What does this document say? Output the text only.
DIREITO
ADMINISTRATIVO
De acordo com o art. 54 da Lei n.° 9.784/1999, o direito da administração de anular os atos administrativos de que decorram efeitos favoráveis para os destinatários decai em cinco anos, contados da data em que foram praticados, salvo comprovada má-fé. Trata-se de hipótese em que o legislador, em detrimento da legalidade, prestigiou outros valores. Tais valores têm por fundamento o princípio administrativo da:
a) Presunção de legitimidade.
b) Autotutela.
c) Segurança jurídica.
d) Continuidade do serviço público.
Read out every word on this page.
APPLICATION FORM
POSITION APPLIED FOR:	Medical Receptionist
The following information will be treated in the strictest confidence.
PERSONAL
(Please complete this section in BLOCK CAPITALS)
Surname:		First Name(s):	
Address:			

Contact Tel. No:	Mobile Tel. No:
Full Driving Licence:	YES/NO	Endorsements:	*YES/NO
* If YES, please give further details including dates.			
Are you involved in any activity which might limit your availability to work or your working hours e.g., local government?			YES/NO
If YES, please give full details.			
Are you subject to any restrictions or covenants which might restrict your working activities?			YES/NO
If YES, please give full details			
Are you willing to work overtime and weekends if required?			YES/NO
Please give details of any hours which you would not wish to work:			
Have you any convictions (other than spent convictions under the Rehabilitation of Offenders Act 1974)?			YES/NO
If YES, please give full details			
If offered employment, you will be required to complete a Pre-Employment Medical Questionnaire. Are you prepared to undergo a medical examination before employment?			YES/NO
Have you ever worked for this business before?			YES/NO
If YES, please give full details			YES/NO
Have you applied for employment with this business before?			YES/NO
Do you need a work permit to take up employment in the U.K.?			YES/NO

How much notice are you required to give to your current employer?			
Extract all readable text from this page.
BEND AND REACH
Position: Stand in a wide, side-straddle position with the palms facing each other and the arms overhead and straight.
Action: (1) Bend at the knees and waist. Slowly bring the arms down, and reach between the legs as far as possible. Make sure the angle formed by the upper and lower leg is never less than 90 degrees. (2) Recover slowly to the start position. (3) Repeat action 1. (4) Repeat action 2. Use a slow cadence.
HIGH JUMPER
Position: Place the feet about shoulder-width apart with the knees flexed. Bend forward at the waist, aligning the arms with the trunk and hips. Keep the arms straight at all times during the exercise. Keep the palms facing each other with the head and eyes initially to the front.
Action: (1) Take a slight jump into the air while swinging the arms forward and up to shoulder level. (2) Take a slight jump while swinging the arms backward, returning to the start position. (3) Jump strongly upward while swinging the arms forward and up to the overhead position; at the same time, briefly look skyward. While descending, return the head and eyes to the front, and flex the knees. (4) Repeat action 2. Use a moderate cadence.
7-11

### Task directions
Return every line from the one holding "Extract all readable text from this page." through the end of the data, exactly as it appears, with both ends kept and nothing else.

### Output
Extract all readable text from this page.
BEND AND REACH
Position: Stand in a wide, side-straddle position with the palms facing each other and the arms overhead and straight.
Action: (1) Bend at the knees and waist. Slowly bring the arms down, and reach between the legs as far as possible. Make sure the angle formed by the upper and lower leg is never less than 90 degrees. (2) Recover slowly to the start position. (3) Repeat action 1. (4) Repeat action 2. Use a slow cadence.
HIGH JUMPER
Position: Place the feet about shoulder-width apart with the knees flexed. Bend forward at the waist, aligning the arms with the trunk and hips. Keep the arms straight at all times during the exercise. Keep the palms facing each other with the head and eyes initially to the front.
Action: (1) Take a slight jump into the air while swinging the arms forward and up to shoulder level. (2) Take a slight jump while swinging the arms backward, returning to the start position. (3) Jump strongly upward while swinging the arms forward and up to the overhead position; at the same time, briefly look skyward. While descending, return the head and eyes to the front, and flex the knees. (4) Repeat action 2. Use a moderate cadence.
7-11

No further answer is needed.